▶ Tasks for this exercise
1. Check the Delhi High Court case heading against these statements and answer yes or no for each, quoting the deciding words of the heading: (a) the date of decision is 22nd August, 2017; (b) the case is before the High Court of Bombay; (c) Mr. Ashok Chhabra appears for the petitioner.
2. Please summarize the Delhi High Court case heading in two sentences.
3. Carry the Delhi High Court case heading forward from the point where it stops.

▶ Page extract

::::::

Citation : 2017 Latest Caselaw 4318 Del
Judgement Date : 22 August, 2017

Delhi High Court
Eino S Mehta vs Sanmati Motors & Anr on 22 August, 2017
*      IN THE HIGH COURT OF DELHI AT NEW DELHI

%                                       Date of decision: 22nd August, 2017
+                           CM(M) No.740/2017
       EINO S MEHTA                            ..... Petitioner
                   Through: Mr. Rajshekhar Rao, Mr. Nakul
                             Sachdeva, Ms. Tahira Karanjawala,
                             Ms. Natasha Saharawat and Mr.
                             Ankit Rajgarhia, Advs.
                        Versus
       SANMATI MOTORS & ANR              ..... Respondents

Through: Mr. Ashok Chhabra, Mr. Nikhil Karwal and Mr. B. Shekhar, Advs.

for R-2.

                           AND
+                    CM(M) No.741/2017
       KANTA MEHTA                             ..... Petitioner
                   Through: Mr. Rajshekhar Rao, Mr. Nakul
                             Sachdeva, Ms. Tahira Karanjawala,
                             Ms. Natasha Saharawat and Mr.
                             Ankit Rajgarhia, Advs.
                        Versus
    SANMATI MOTORS & ANR              ..... Respondents
                  Through: Mr. Ashok Chhabra, Mr. Nikhil
                           Karwal and Mr. B. Shekhar, Advs.

::::::

▶ Extracted entries
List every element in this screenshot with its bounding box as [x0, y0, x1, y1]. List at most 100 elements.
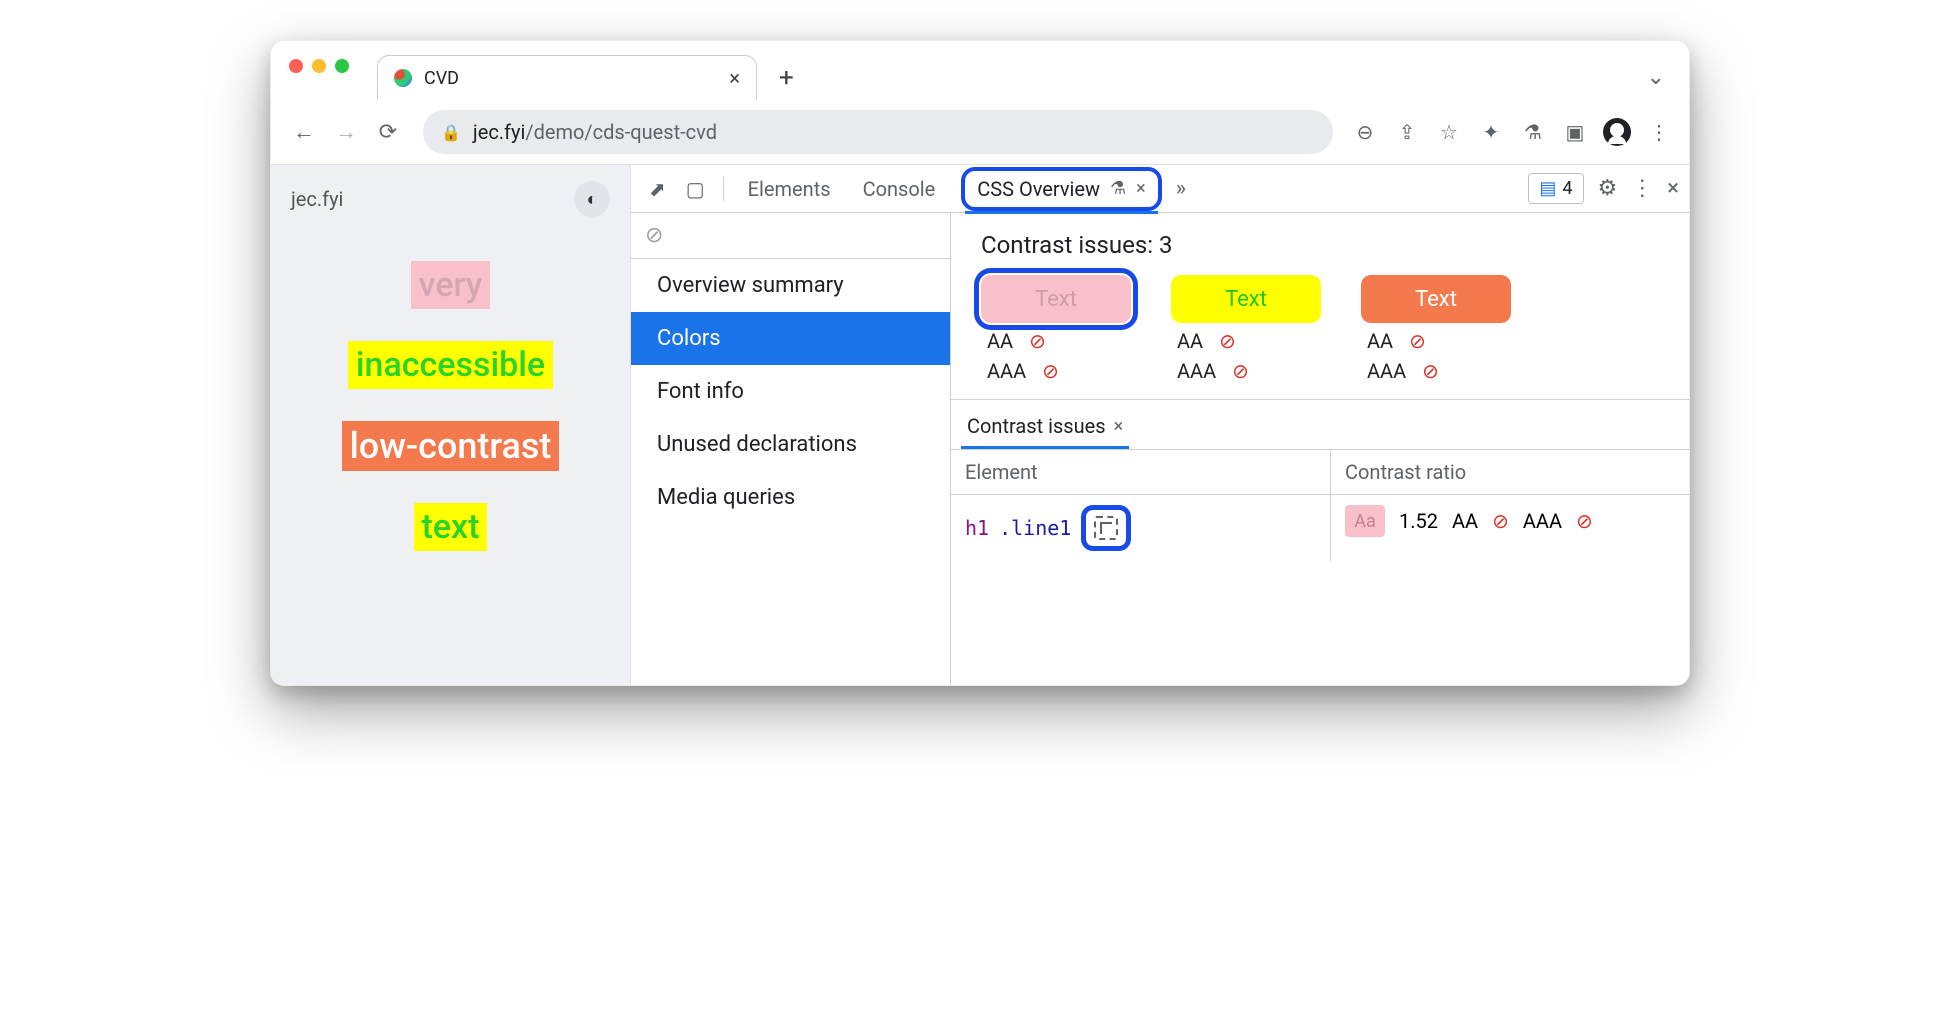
close-panel-icon[interactable]: × [1136, 178, 1146, 199]
contrast-swatch-1[interactable]: Text [981, 275, 1131, 323]
site-label: jec.fyi [291, 187, 343, 211]
sidepanel-icon[interactable]: ▣ [1561, 120, 1589, 144]
page-viewport: jec.fyi ◐ very inaccessible low-contrast… [271, 165, 631, 685]
demo-text-4: text [414, 503, 488, 551]
demo-text-1: very [411, 261, 491, 309]
flask-icon: ⚗ [1110, 178, 1126, 199]
rating-aa-1: AA⊘ [981, 329, 1131, 353]
devtools-tabbar: ⬈ ▢ Elements Console CSS Overview ⚗ × » … [631, 165, 1689, 213]
contrast-heading: Contrast issues: 3 [951, 213, 1689, 271]
active-tab-underline [965, 211, 1158, 214]
nav-media-queries[interactable]: Media queries [631, 471, 950, 524]
rating-aa-3: AA⊘ [1361, 329, 1511, 353]
active-tab[interactable]: CVD × [377, 55, 757, 100]
lock-icon: 🔒 [441, 123, 461, 142]
labs-icon[interactable]: ⚗ [1519, 120, 1547, 144]
page-header: jec.fyi ◐ [271, 165, 630, 233]
rating-aaa-2: AAA⊘ [1171, 359, 1321, 383]
url-host: jec.fyi [473, 120, 525, 144]
more-tabs-button[interactable]: » [1166, 176, 1196, 201]
swatch-block-3: Text AA⊘ AAA⊘ [1361, 275, 1511, 383]
clear-icon[interactable]: ⊘ [645, 223, 663, 248]
tab-console[interactable]: Console [849, 167, 950, 211]
device-toolbar-icon[interactable]: ▢ [678, 177, 713, 201]
ratio-aaa-label: AAA [1523, 509, 1562, 533]
profile-icon[interactable] [1603, 118, 1631, 146]
aa-preview-badge: Aa [1345, 505, 1385, 537]
element-class: .line1 [999, 516, 1071, 540]
demo-text-2: inaccessible [348, 341, 553, 389]
extensions-icon[interactable]: ✦ [1477, 120, 1505, 144]
drawer-table: Element h1.line1 Contrast ratio [951, 449, 1689, 561]
devtools-close-icon[interactable]: × [1667, 176, 1679, 201]
ban-icon: ⊘ [1422, 359, 1439, 383]
ban-icon: ⊘ [1409, 329, 1426, 353]
demo-text-3: low-contrast [342, 421, 560, 471]
element-tag: h1 [965, 516, 989, 540]
contrast-swatch-3[interactable]: Text [1361, 275, 1511, 323]
contrast-ratio-value: 1.52 [1399, 509, 1438, 533]
address-bar[interactable]: 🔒 jec.fyi/demo/cds-quest-cvd [423, 110, 1333, 154]
issues-icon: ▤ [1539, 178, 1556, 199]
nav-overview-summary[interactable]: Overview summary [631, 259, 950, 312]
css-overview-nav: Overview summary Colors Font info Unused… [631, 259, 950, 524]
settings-gear-icon[interactable]: ⚙ [1598, 176, 1618, 201]
ban-icon: ⊘ [1042, 359, 1059, 383]
css-overview-sidebar: ⊘ Overview summary Colors Font info Unus… [631, 213, 951, 685]
nav-unused-declarations[interactable]: Unused declarations [631, 418, 950, 471]
url-text: jec.fyi/demo/cds-quest-cvd [473, 120, 717, 144]
ban-icon: ⊘ [1232, 359, 1249, 383]
toolbar-right: ⊖ ⇪ ☆ ✦ ⚗ ▣ ⋮ [1351, 118, 1673, 146]
zoom-out-icon[interactable]: ⊖ [1351, 120, 1379, 144]
col-element: Element h1.line1 [951, 450, 1331, 561]
col-contrast-ratio: Contrast ratio Aa 1.52 AA ⊘ AAA ⊘ [1331, 450, 1689, 561]
window-minimize-button[interactable] [312, 59, 326, 73]
chrome-menu-button[interactable]: ⋮ [1645, 120, 1673, 144]
content-area: jec.fyi ◐ very inaccessible low-contrast… [271, 165, 1689, 685]
devtools-body: ⊘ Overview summary Colors Font info Unus… [631, 213, 1689, 685]
separator [723, 177, 724, 201]
swatch-block-2: Text AA⊘ AAA⊘ [1171, 275, 1321, 383]
ratio-aa-label: AA [1452, 509, 1478, 533]
contrast-swatch-2[interactable]: Text [1171, 275, 1321, 323]
rating-aa-2: AA⊘ [1171, 329, 1321, 353]
close-tab-button[interactable]: × [729, 66, 740, 90]
ban-icon: ⊘ [1029, 329, 1046, 353]
browser-window: CVD × + ⌄ ← → ⟳ 🔒 jec.fyi/demo/cds-quest… [270, 40, 1690, 686]
dark-mode-toggle[interactable]: ◐ [574, 181, 610, 217]
tab-css-overview[interactable]: CSS Overview ⚗ × [961, 167, 1162, 211]
new-tab-button[interactable]: + [779, 63, 794, 93]
ban-icon: ⊘ [1492, 509, 1509, 533]
sidebar-top: ⊘ [631, 213, 950, 259]
browser-toolbar: ← → ⟳ 🔒 jec.fyi/demo/cds-quest-cvd ⊖ ⇪ ☆… [271, 100, 1689, 165]
back-button[interactable]: ← [287, 115, 321, 149]
reveal-in-elements-button[interactable] [1081, 505, 1131, 551]
devtools-menu-icon[interactable]: ⋮ [1631, 176, 1653, 201]
tab-title: CVD [424, 68, 459, 89]
pointer-icon [1094, 516, 1118, 540]
tab-css-overview-label: CSS Overview [977, 177, 1100, 201]
issues-count: 4 [1562, 178, 1572, 199]
forward-button[interactable]: → [329, 115, 363, 149]
close-drawer-tab-icon[interactable]: × [1114, 416, 1124, 437]
nav-colors[interactable]: Colors [631, 312, 950, 365]
rating-aaa-3: AAA⊘ [1361, 359, 1511, 383]
nav-font-info[interactable]: Font info [631, 365, 950, 418]
drawer-tab-contrast-issues[interactable]: Contrast issues × [961, 406, 1129, 449]
window-controls [289, 59, 349, 73]
favicon-icon [394, 69, 412, 87]
star-icon[interactable]: ☆ [1435, 120, 1463, 144]
inspect-element-icon[interactable]: ⬈ [641, 177, 674, 201]
issues-badge[interactable]: ▤ 4 [1528, 173, 1583, 204]
tab-elements[interactable]: Elements [734, 167, 845, 211]
reload-button[interactable]: ⟳ [371, 115, 405, 149]
col-ratio-header: Contrast ratio [1331, 450, 1689, 495]
window-close-button[interactable] [289, 59, 303, 73]
table-row[interactable]: h1 .line1 [951, 495, 1330, 561]
ban-icon: ⊘ [1219, 329, 1236, 353]
share-icon[interactable]: ⇪ [1393, 120, 1421, 144]
contrast-drawer: Contrast issues × Element h1.line1 [951, 399, 1689, 561]
title-bar: CVD × + ⌄ [271, 41, 1689, 100]
tabs-dropdown-button[interactable]: ⌄ [1647, 65, 1665, 90]
window-fullscreen-button[interactable] [335, 59, 349, 73]
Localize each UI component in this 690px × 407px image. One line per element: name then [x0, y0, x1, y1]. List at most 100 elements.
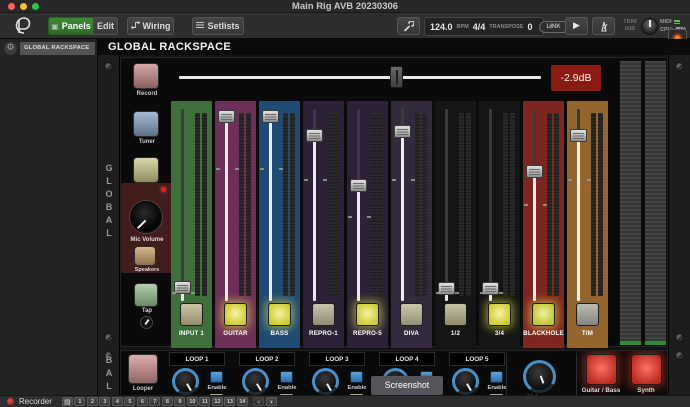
- channel-mute-button[interactable]: [268, 303, 291, 326]
- fader-handle[interactable]: [570, 129, 587, 142]
- page-home-button[interactable]: ▤: [62, 397, 73, 406]
- fader-handle[interactable]: [350, 179, 367, 192]
- page-button-9[interactable]: 9: [174, 397, 185, 406]
- fader-handle[interactable]: [482, 282, 499, 295]
- page-next-button[interactable]: ›: [266, 397, 277, 406]
- level-meter: [246, 113, 251, 296]
- channel-mute-button[interactable]: [180, 303, 203, 326]
- panels-icon: ▣: [51, 22, 59, 31]
- tim-mix-button[interactable]: [133, 157, 159, 183]
- page-button-10[interactable]: 10: [187, 397, 198, 406]
- channel-mute-button[interactable]: [488, 303, 511, 326]
- page-button-2[interactable]: 2: [87, 397, 98, 406]
- level-meter: [591, 113, 596, 296]
- tuner-button[interactable]: [133, 111, 159, 137]
- channel-mute-button[interactable]: [444, 303, 467, 326]
- tap-tempo-button[interactable]: [134, 283, 158, 307]
- guitar-bass-button[interactable]: [586, 354, 617, 385]
- recorder-label[interactable]: Recorder: [19, 397, 52, 406]
- loop-enable-button[interactable]: [350, 371, 363, 383]
- page-button-12[interactable]: 12: [212, 397, 223, 406]
- rack-view: GLOBAL BAL Record Tuner Tim Mix Mic Volu…: [98, 55, 690, 395]
- channel-strip-tim: TIM: [567, 101, 608, 348]
- level-meter: [466, 113, 471, 296]
- fader-track: [357, 109, 360, 301]
- app-window: Main Rig AVB 20230306 ▣ Panels Edit Wiri…: [0, 0, 690, 407]
- metronome-icon: [599, 21, 609, 32]
- channel-mute-button[interactable]: [532, 303, 555, 326]
- channel-mute-button[interactable]: [576, 303, 599, 326]
- channel-label: TIM: [567, 330, 608, 337]
- looper-button[interactable]: [128, 354, 158, 384]
- record-button[interactable]: [133, 63, 159, 89]
- fader-handle[interactable]: [218, 110, 235, 123]
- channel-mute-button[interactable]: [224, 303, 247, 326]
- transpose-value: 0: [528, 22, 533, 32]
- level-meter: [202, 113, 207, 296]
- sidebar-item-global-rackspace[interactable]: GLOBAL RACKSPACE: [20, 42, 95, 55]
- level-meter: [510, 113, 515, 296]
- setlists-icon: [196, 21, 204, 31]
- tab-edit[interactable]: Edit: [94, 17, 118, 35]
- metronome-button[interactable]: [592, 17, 615, 35]
- page-button-13[interactable]: 13: [224, 397, 235, 406]
- tune-button[interactable]: [397, 17, 420, 35]
- page-button-4[interactable]: 4: [112, 397, 123, 406]
- midi-label: MIDI: [660, 19, 672, 25]
- channel-label: 1/2: [435, 330, 476, 337]
- tab-panels[interactable]: ▣ Panels: [48, 17, 94, 35]
- tab-setlists[interactable]: Setlists: [192, 17, 244, 35]
- master-trim-knob[interactable]: [641, 18, 658, 35]
- mic-volume-knob[interactable]: [130, 201, 162, 233]
- rack-rail-left: GLOBAL BAL: [98, 55, 120, 395]
- tab-wiring[interactable]: Wiring: [127, 17, 174, 35]
- fader-handle[interactable]: [262, 110, 279, 123]
- cursor-tooltip: Screenshot: [371, 376, 443, 395]
- channel-strip-guitar: GUITAR: [215, 101, 256, 348]
- page-prev-button[interactable]: ‹: [253, 397, 264, 406]
- channel-mute-button[interactable]: [312, 303, 335, 326]
- page-button-6[interactable]: 6: [137, 397, 148, 406]
- master-slider-handle[interactable]: [390, 66, 403, 88]
- fader-handle[interactable]: [306, 129, 323, 142]
- master-slider-track[interactable]: [179, 76, 541, 79]
- loop-volume-knob[interactable]: [242, 368, 269, 395]
- loop-volume-knob[interactable]: [172, 368, 199, 395]
- page-button-1[interactable]: 1: [74, 397, 85, 406]
- fader-handle[interactable]: [438, 282, 455, 295]
- chevron-down-icon[interactable]: ▾: [549, 22, 553, 31]
- gear-icon[interactable]: ⚙: [4, 42, 17, 55]
- looper-volume-knob[interactable]: [523, 360, 556, 393]
- synth-button[interactable]: [631, 354, 662, 385]
- page-button-11[interactable]: 11: [199, 397, 210, 406]
- master-meter-right: [644, 60, 667, 346]
- page-button-7[interactable]: 7: [149, 397, 160, 406]
- loop-enable-button[interactable]: [280, 371, 293, 383]
- channel-mute-button[interactable]: [356, 303, 379, 326]
- wiring-icon: [131, 21, 140, 31]
- page-button-5[interactable]: 5: [124, 397, 135, 406]
- main-header: GLOBAL RACKSPACE: [98, 39, 690, 55]
- fader-handle[interactable]: [394, 125, 411, 138]
- loop-enable-button[interactable]: [210, 371, 223, 383]
- loop-enable-button[interactable]: [490, 371, 503, 383]
- channel-mute-button[interactable]: [400, 303, 423, 326]
- page-button-3[interactable]: 3: [99, 397, 110, 406]
- tempo-display[interactable]: 124.0 BPM 4/4 TRANSPOSE 0 LINK: [424, 17, 544, 36]
- channel-label: GUITAR: [215, 330, 256, 337]
- channel-label: 3/4: [479, 330, 520, 337]
- page-button-8[interactable]: 8: [162, 397, 173, 406]
- loop-volume-knob[interactable]: [312, 368, 339, 395]
- channel-label: BLACKHOLE: [523, 330, 564, 337]
- fader-handle[interactable]: [526, 165, 543, 178]
- bpm-value: 124.0: [430, 22, 453, 32]
- loop-name-box: LOOP 5: [449, 352, 505, 366]
- enable-label: Enable: [342, 385, 372, 391]
- page-button-14[interactable]: 14: [237, 397, 248, 406]
- loop-volume-knob[interactable]: [452, 368, 479, 395]
- speakers-button[interactable]: [134, 246, 156, 266]
- play-button[interactable]: ▶: [565, 17, 588, 35]
- gig-performer-logo-icon: [8, 15, 34, 41]
- fader-handle[interactable]: [174, 281, 191, 294]
- screw-icon: [675, 62, 684, 71]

::::::

▶ Outputs in order
1.
(a) Yes: "Date of decision: 22nd August, 2017"
(b) No: "IN THE HIGH COURT OF DELHI AT NEW DELHI"
(c) No: "Through: Mr. Ashok Chhabra, Mr. Nikhil Karwal and Mr. B. Shekhar, Advs." followed by "for R-2."

2. The heading lists two matters before the High Court of Delhi at New Delhi with a decision date of 22nd August, 2017: CM(M) No.740/2017, with Eino S Mehta as petitioner, and CM(M) No.741/2017, with Kanta Mehta as petitioner, both against Sanmati Motors & Anr. The same advocates, including Mr. Rajshekhar Rao, represent both petitioners, while Mr. Ashok Chhabra, Mr. Nikhil Karwal and Mr. B. Shekhar are listed for the respondents, for R-2 in the first matter.

3.
                           for R-2.
CORAM:
HON'BLE MR. JUSTICE RAJIV SAHAI ENDLAW

1. The petitions, both under Article 227 of the Constitution of India, impugn separate but identical orders of the same learned Additional District Judge (ADJ) (West) in two suits filed by each of the petitioner, of dismissal of the application filed by the petitioner/plaintiff on 14 th

February, 2017 for restoration of the suits dismissed in default on 2 nd July, 2016.

2. On 2nd July, 2016, the respondents/defendants also had not appeared before the ADJ. Thus the applications were under Order IX Rule 4 of the CPC.

3. The learned ADJ has dismissed the applications reasoning that the limitation for filing the application for restoration of the suit is governed by Article 122 of the Schedule to the Limitation Act, 1963 and since the applications were not accompanied with any application for condonation of delay, they were liable to be dismissed as barred by time.

4. The impugned orders also record that on transfer of the suits from this Court to the Court of the ADJ, no fresh notice had been issued.

5. The petitions were entertained and notice thereof issued.

6. The counsel for the respondent No.2 Mirkana Engineering in both the petitions appears and states that the respondent No.1 Sanmati Motors in both the petitions has not been served.

7. As per the noting of the Court Master, the respondent No.1 Sanmati Motors has been served through Mr. Ashok Chhabra & Associates, Advocates.

8. The counsel for the respondent No.2 states that he is also from Mr. Ashok Chhabra & Associates Advocates who are advocates for respondent No.2 Mirkana Engineering only and who have never been advocates for respondent No.1 Sanmati Motors.

9. The counsel for the petitioners states that though the respondent No.1 had at one time appeared in the suits from which these petitions arise and had also filed written statement but thereafter has not been appearing.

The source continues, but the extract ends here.